Would you copy out the whole listing exactly as given?
* START Provided information *
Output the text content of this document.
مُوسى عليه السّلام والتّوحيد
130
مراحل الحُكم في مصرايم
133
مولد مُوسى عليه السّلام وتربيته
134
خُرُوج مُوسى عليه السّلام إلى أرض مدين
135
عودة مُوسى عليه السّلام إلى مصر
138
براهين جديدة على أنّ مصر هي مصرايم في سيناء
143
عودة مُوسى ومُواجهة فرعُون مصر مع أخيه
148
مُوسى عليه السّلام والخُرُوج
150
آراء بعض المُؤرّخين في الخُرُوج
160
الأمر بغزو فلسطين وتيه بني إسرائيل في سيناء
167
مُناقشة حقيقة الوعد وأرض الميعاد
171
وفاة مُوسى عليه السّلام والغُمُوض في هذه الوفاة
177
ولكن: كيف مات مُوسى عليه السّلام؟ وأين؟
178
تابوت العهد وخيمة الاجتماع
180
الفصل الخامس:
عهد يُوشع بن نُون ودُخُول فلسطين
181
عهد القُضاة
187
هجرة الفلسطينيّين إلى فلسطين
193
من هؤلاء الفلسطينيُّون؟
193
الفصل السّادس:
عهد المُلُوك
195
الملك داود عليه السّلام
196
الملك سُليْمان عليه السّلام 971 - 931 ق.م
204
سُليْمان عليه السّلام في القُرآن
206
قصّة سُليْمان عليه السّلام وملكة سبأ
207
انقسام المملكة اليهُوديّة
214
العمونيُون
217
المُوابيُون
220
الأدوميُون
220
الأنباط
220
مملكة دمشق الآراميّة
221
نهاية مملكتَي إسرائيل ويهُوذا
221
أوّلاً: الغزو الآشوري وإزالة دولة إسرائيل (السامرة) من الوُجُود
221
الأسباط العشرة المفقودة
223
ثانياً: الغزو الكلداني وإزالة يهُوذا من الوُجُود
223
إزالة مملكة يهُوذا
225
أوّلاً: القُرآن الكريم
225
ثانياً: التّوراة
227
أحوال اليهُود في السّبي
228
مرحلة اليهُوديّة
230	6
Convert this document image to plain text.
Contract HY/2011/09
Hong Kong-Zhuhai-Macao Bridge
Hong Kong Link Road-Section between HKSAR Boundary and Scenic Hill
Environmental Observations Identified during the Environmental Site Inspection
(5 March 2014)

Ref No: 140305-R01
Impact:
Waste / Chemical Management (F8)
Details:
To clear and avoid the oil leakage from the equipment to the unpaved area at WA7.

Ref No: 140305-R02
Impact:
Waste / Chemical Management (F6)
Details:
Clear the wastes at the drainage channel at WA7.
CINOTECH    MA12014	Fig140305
* END Provided information *
§ The output:
Output the text content of this document.
مُوسى عليه السّلام والتّوحيد
130
مراحل الحُكم في مصرايم
133
مولد مُوسى عليه السّلام وتربيته
134
خُرُوج مُوسى عليه السّلام إلى أرض مدين
135
عودة مُوسى عليه السّلام إلى مصر
138
براهين جديدة على أنّ مصر هي مصرايم في سيناء
143
عودة مُوسى ومُواجهة فرعُون مصر مع أخيه
148
مُوسى عليه السّلام والخُرُوج
150
آراء بعض المُؤرّخين في الخُرُوج
160
الأمر بغزو فلسطين وتيه بني إسرائيل في سيناء
167
مُناقشة حقيقة الوعد وأرض الميعاد
171
وفاة مُوسى عليه السّلام والغُمُوض في هذه الوفاة
177
ولكن: كيف مات مُوسى عليه السّلام؟ وأين؟
178
تابوت العهد وخيمة الاجتماع
180
الفصل الخامس:
عهد يُوشع بن نُون ودُخُول فلسطين
181
عهد القُضاة
187
هجرة الفلسطينيّين إلى فلسطين
193
من هؤلاء الفلسطينيُّون؟
193
الفصل السّادس:
عهد المُلُوك
195
الملك داود عليه السّلام
196
الملك سُليْمان عليه السّلام 971 - 931 ق.م
204
سُليْمان عليه السّلام في القُرآن
206
قصّة سُليْمان عليه السّلام وملكة سبأ
207
انقسام المملكة اليهُوديّة
214
العمونيُون
217
المُوابيُون
220
الأدوميُون
220
الأنباط
220
مملكة دمشق الآراميّة
221
نهاية مملكتَي إسرائيل ويهُوذا
221
أوّلاً: الغزو الآشوري وإزالة دولة إسرائيل (السامرة) من الوُجُود
221
الأسباط العشرة المفقودة
223
ثانياً: الغزو الكلداني وإزالة يهُوذا من الوُجُود
223
إزالة مملكة يهُوذا
225
أوّلاً: القُرآن الكريم
225
ثانياً: التّوراة
227
أحوال اليهُود في السّبي
228
مرحلة اليهُوديّة
230	6
Convert this document image to plain text.
Contract HY/2011/09
Hong Kong-Zhuhai-Macao Bridge
Hong Kong Link Road-Section between HKSAR Boundary and Scenic Hill
Environmental Observations Identified during the Environmental Site Inspection
(5 March 2014)

Ref No: 140305-R01
Impact:
Waste / Chemical Management (F8)
Details:
To clear and avoid the oil leakage from the equipment to the unpaved area at WA7.

Ref No: 140305-R02
Impact:
Waste / Chemical Management (F6)
Details:
Clear the wastes at the drainage channel at WA7.
CINOTECH    MA12014	Fig140305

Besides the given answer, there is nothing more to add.